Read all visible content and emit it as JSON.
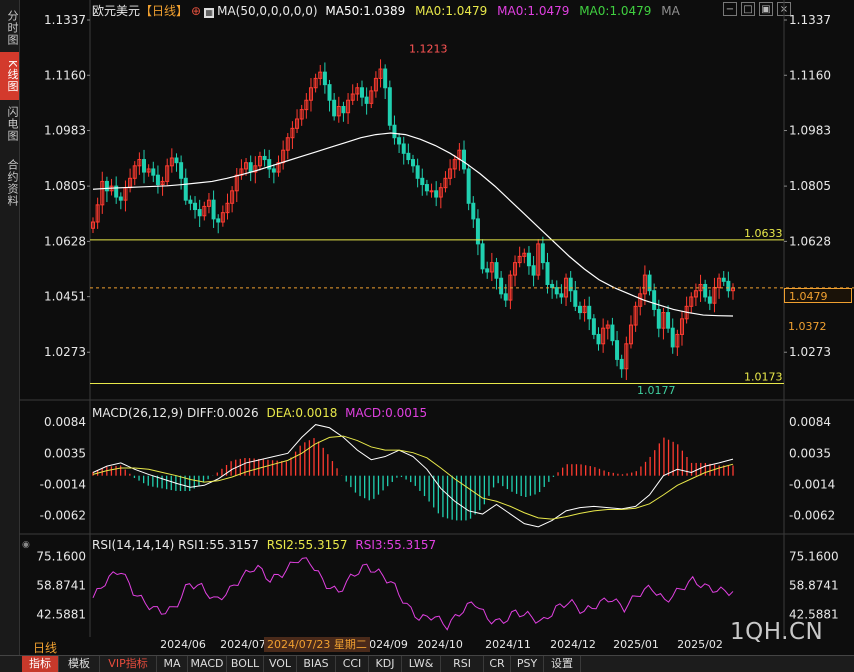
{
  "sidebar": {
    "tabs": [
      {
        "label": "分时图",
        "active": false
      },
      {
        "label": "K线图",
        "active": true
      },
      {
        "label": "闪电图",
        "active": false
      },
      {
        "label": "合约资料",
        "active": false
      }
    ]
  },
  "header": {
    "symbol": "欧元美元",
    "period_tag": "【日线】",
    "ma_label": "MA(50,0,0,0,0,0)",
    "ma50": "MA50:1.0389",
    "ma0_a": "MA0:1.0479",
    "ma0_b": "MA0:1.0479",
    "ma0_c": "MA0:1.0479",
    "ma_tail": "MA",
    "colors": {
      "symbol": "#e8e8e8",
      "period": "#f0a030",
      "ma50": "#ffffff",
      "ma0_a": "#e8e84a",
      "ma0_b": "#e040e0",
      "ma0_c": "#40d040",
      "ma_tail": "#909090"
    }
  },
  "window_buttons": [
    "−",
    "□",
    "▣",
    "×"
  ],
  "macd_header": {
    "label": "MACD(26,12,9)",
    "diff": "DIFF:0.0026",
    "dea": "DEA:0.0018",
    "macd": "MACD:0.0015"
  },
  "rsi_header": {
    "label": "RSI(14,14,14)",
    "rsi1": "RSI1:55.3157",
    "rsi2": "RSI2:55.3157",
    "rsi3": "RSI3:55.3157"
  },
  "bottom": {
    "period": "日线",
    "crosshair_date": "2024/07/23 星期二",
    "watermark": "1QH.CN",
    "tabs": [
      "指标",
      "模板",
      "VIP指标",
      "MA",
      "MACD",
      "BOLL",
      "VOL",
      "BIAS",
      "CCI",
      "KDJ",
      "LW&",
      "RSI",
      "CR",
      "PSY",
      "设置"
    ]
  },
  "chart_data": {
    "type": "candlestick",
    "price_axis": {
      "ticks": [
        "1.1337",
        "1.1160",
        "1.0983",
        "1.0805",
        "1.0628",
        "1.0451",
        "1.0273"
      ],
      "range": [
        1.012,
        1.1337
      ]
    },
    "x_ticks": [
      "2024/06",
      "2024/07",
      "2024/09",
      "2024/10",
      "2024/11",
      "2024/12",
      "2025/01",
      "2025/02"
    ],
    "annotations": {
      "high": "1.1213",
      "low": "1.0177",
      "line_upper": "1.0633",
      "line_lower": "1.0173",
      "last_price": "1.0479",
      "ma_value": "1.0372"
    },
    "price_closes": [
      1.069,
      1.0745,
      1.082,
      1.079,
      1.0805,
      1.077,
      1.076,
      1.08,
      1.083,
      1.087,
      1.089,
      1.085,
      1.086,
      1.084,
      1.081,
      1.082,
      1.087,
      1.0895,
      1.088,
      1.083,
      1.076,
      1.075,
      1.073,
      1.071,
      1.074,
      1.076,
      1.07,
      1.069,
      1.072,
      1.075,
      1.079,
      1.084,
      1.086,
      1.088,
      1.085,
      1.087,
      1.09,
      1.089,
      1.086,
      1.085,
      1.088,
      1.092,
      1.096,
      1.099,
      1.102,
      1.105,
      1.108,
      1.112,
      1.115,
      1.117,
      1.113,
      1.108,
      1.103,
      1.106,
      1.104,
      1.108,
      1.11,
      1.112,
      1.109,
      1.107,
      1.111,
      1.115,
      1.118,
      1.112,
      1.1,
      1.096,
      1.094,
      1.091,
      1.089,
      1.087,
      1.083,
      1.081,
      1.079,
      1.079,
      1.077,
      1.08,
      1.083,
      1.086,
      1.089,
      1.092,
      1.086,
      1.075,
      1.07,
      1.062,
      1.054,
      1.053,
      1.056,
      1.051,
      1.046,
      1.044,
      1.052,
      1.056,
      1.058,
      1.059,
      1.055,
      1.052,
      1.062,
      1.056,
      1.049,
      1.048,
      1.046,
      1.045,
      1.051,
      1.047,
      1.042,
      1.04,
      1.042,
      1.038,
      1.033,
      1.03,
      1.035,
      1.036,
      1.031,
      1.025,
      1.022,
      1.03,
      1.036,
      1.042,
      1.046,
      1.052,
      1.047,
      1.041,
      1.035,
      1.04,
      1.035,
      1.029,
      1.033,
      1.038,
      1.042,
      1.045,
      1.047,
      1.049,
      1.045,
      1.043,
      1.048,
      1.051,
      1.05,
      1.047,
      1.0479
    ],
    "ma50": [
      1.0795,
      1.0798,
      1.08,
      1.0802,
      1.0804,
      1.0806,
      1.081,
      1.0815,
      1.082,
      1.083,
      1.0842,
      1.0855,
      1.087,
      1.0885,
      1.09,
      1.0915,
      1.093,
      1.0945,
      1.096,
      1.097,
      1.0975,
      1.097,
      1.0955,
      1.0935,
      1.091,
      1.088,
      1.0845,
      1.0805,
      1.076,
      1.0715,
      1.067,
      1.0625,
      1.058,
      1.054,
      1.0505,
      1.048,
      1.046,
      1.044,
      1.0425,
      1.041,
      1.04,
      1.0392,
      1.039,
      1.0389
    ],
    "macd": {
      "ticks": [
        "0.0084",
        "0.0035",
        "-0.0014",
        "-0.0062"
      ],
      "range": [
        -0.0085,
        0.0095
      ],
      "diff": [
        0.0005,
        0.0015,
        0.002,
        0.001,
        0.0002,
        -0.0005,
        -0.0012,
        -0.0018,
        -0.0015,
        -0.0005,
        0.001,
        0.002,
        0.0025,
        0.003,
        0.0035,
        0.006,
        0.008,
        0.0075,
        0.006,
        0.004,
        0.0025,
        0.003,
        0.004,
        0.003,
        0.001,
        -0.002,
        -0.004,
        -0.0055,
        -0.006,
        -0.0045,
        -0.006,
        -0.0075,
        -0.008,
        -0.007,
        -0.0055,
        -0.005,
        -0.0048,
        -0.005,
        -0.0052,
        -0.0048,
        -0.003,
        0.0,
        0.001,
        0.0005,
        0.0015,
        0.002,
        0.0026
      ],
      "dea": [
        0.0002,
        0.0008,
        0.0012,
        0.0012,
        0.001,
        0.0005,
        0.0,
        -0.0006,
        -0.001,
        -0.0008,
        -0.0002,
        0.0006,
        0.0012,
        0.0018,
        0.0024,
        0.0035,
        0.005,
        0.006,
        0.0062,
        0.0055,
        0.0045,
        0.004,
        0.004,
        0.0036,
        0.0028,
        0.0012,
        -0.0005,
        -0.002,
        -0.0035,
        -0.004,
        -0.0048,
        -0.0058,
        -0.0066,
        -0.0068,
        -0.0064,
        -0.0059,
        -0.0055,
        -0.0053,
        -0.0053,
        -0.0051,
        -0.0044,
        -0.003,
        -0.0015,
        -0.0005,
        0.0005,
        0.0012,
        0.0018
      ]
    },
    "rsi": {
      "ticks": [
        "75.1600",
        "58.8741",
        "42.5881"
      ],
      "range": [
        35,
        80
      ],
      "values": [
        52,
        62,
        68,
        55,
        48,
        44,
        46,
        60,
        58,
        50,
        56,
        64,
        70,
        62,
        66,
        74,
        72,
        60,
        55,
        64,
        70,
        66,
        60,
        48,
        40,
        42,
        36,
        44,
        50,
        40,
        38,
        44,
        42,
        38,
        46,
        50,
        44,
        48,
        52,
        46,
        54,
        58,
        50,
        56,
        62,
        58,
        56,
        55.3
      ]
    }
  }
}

════

EXERCISE DIRECTIONS:
Keep the pictures out and write out the records exactly.

EXERCISE RESPONSE:
Read all visible content and emit it as JSON.
{
  "sidebar": {
    "tabs": [
      {
        "label": "分时图",
        "active": false
      },
      {
        "label": "K线图",
        "active": true
      },
      {
        "label": "闪电图",
        "active": false
      },
      {
        "label": "合约资料",
        "active": false
      }
    ]
  },
  "header": {
    "symbol": "欧元美元",
    "period_tag": "【日线】",
    "ma_label": "MA(50,0,0,0,0,0)",
    "ma50": "MA50:1.0389",
    "ma0_a": "MA0:1.0479",
    "ma0_b": "MA0:1.0479",
    "ma0_c": "MA0:1.0479",
    "ma_tail": "MA",
    "colors": {
      "symbol": "#e8e8e8",
      "period": "#f0a030",
      "ma50": "#ffffff",
      "ma0_a": "#e8e84a",
      "ma0_b": "#e040e0",
      "ma0_c": "#40d040",
      "ma_tail": "#909090"
    }
  },
  "window_buttons": [
    "−",
    "□",
    "▣",
    "×"
  ],
  "macd_header": {
    "label": "MACD(26,12,9)",
    "diff": "DIFF:0.0026",
    "dea": "DEA:0.0018",
    "macd": "MACD:0.0015"
  },
  "rsi_header": {
    "label": "RSI(14,14,14)",
    "rsi1": "RSI1:55.3157",
    "rsi2": "RSI2:55.3157",
    "rsi3": "RSI3:55.3157"
  },
  "bottom": {
    "period": "日线",
    "crosshair_date": "2024/07/23 星期二",
    "watermark": "1QH.CN",
    "tabs": [
      "指标",
      "模板",
      "VIP指标",
      "MA",
      "MACD",
      "BOLL",
      "VOL",
      "BIAS",
      "CCI",
      "KDJ",
      "LW&",
      "RSI",
      "CR",
      "PSY",
      "设置"
    ]
  },
  "chart_data": {
    "type": "candlestick",
    "price_axis": {
      "ticks": [
        "1.1337",
        "1.1160",
        "1.0983",
        "1.0805",
        "1.0628",
        "1.0451",
        "1.0273"
      ],
      "range": [
        1.012,
        1.1337
      ]
    },
    "x_ticks": [
      "2024/06",
      "2024/07",
      "2024/09",
      "2024/10",
      "2024/11",
      "2024/12",
      "2025/01",
      "2025/02"
    ],
    "annotations": {
      "high": "1.1213",
      "low": "1.0177",
      "line_upper": "1.0633",
      "line_lower": "1.0173",
      "last_price": "1.0479",
      "ma_value": "1.0372"
    },
    "price_closes": [
      1.069,
      1.0745,
      1.082,
      1.079,
      1.0805,
      1.077,
      1.076,
      1.08,
      1.083,
      1.087,
      1.089,
      1.085,
      1.086,
      1.084,
      1.081,
      1.082,
      1.087,
      1.0895,
      1.088,
      1.083,
      1.076,
      1.075,
      1.073,
      1.071,
      1.074,
      1.076,
      1.07,
      1.069,
      1.072,
      1.075,
      1.079,
      1.084,
      1.086,
      1.088,
      1.085,
      1.087,
      1.09,
      1.089,
      1.086,
      1.085,
      1.088,
      1.092,
      1.096,
      1.099,
      1.102,
      1.105,
      1.108,
      1.112,
      1.115,
      1.117,
      1.113,
      1.108,
      1.103,
      1.106,
      1.104,
      1.108,
      1.11,
      1.112,
      1.109,
      1.107,
      1.111,
      1.115,
      1.118,
      1.112,
      1.1,
      1.096,
      1.094,
      1.091,
      1.089,
      1.087,
      1.083,
      1.081,
      1.079,
      1.079,
      1.077,
      1.08,
      1.083,
      1.086,
      1.089,
      1.092,
      1.086,
      1.075,
      1.07,
      1.062,
      1.054,
      1.053,
      1.056,
      1.051,
      1.046,
      1.044,
      1.052,
      1.056,
      1.058,
      1.059,
      1.055,
      1.052,
      1.062,
      1.056,
      1.049,
      1.048,
      1.046,
      1.045,
      1.051,
      1.047,
      1.042,
      1.04,
      1.042,
      1.038,
      1.033,
      1.03,
      1.035,
      1.036,
      1.031,
      1.025,
      1.022,
      1.03,
      1.036,
      1.042,
      1.046,
      1.052,
      1.047,
      1.041,
      1.035,
      1.04,
      1.035,
      1.029,
      1.033,
      1.038,
      1.042,
      1.045,
      1.047,
      1.049,
      1.045,
      1.043,
      1.048,
      1.051,
      1.05,
      1.047,
      1.0479
    ],
    "ma50": [
      1.0795,
      1.0798,
      1.08,
      1.0802,
      1.0804,
      1.0806,
      1.081,
      1.0815,
      1.082,
      1.083,
      1.0842,
      1.0855,
      1.087,
      1.0885,
      1.09,
      1.0915,
      1.093,
      1.0945,
      1.096,
      1.097,
      1.0975,
      1.097,
      1.0955,
      1.0935,
      1.091,
      1.088,
      1.0845,
      1.0805,
      1.076,
      1.0715,
      1.067,
      1.0625,
      1.058,
      1.054,
      1.0505,
      1.048,
      1.046,
      1.044,
      1.0425,
      1.041,
      1.04,
      1.0392,
      1.039,
      1.0389
    ],
    "macd": {
      "ticks": [
        "0.0084",
        "0.0035",
        "-0.0014",
        "-0.0062"
      ],
      "range": [
        -0.0085,
        0.0095
      ],
      "diff": [
        0.0005,
        0.0015,
        0.002,
        0.001,
        0.0002,
        -0.0005,
        -0.0012,
        -0.0018,
        -0.0015,
        -0.0005,
        0.001,
        0.002,
        0.0025,
        0.003,
        0.0035,
        0.006,
        0.008,
        0.0075,
        0.006,
        0.004,
        0.0025,
        0.003,
        0.004,
        0.003,
        0.001,
        -0.002,
        -0.004,
        -0.0055,
        -0.006,
        -0.0045,
        -0.006,
        -0.0075,
        -0.008,
        -0.007,
        -0.0055,
        -0.005,
        -0.0048,
        -0.005,
        -0.0052,
        -0.0048,
        -0.003,
        0.0,
        0.001,
        0.0005,
        0.0015,
        0.002,
        0.0026
      ],
      "dea": [
        0.0002,
        0.0008,
        0.0012,
        0.0012,
        0.001,
        0.0005,
        0.0,
        -0.0006,
        -0.001,
        -0.0008,
        -0.0002,
        0.0006,
        0.0012,
        0.0018,
        0.0024,
        0.0035,
        0.005,
        0.006,
        0.0062,
        0.0055,
        0.0045,
        0.004,
        0.004,
        0.0036,
        0.0028,
        0.0012,
        -0.0005,
        -0.002,
        -0.0035,
        -0.004,
        -0.0048,
        -0.0058,
        -0.0066,
        -0.0068,
        -0.0064,
        -0.0059,
        -0.0055,
        -0.0053,
        -0.0053,
        -0.0051,
        -0.0044,
        -0.003,
        -0.0015,
        -0.0005,
        0.0005,
        0.0012,
        0.0018
      ]
    },
    "rsi": {
      "ticks": [
        "75.1600",
        "58.8741",
        "42.5881"
      ],
      "range": [
        35,
        80
      ],
      "values": [
        52,
        62,
        68,
        55,
        48,
        44,
        46,
        60,
        58,
        50,
        56,
        64,
        70,
        62,
        66,
        74,
        72,
        60,
        55,
        64,
        70,
        66,
        60,
        48,
        40,
        42,
        36,
        44,
        50,
        40,
        38,
        44,
        42,
        38,
        46,
        50,
        44,
        48,
        52,
        46,
        54,
        58,
        50,
        56,
        62,
        58,
        56,
        55.3
      ]
    }
  }
}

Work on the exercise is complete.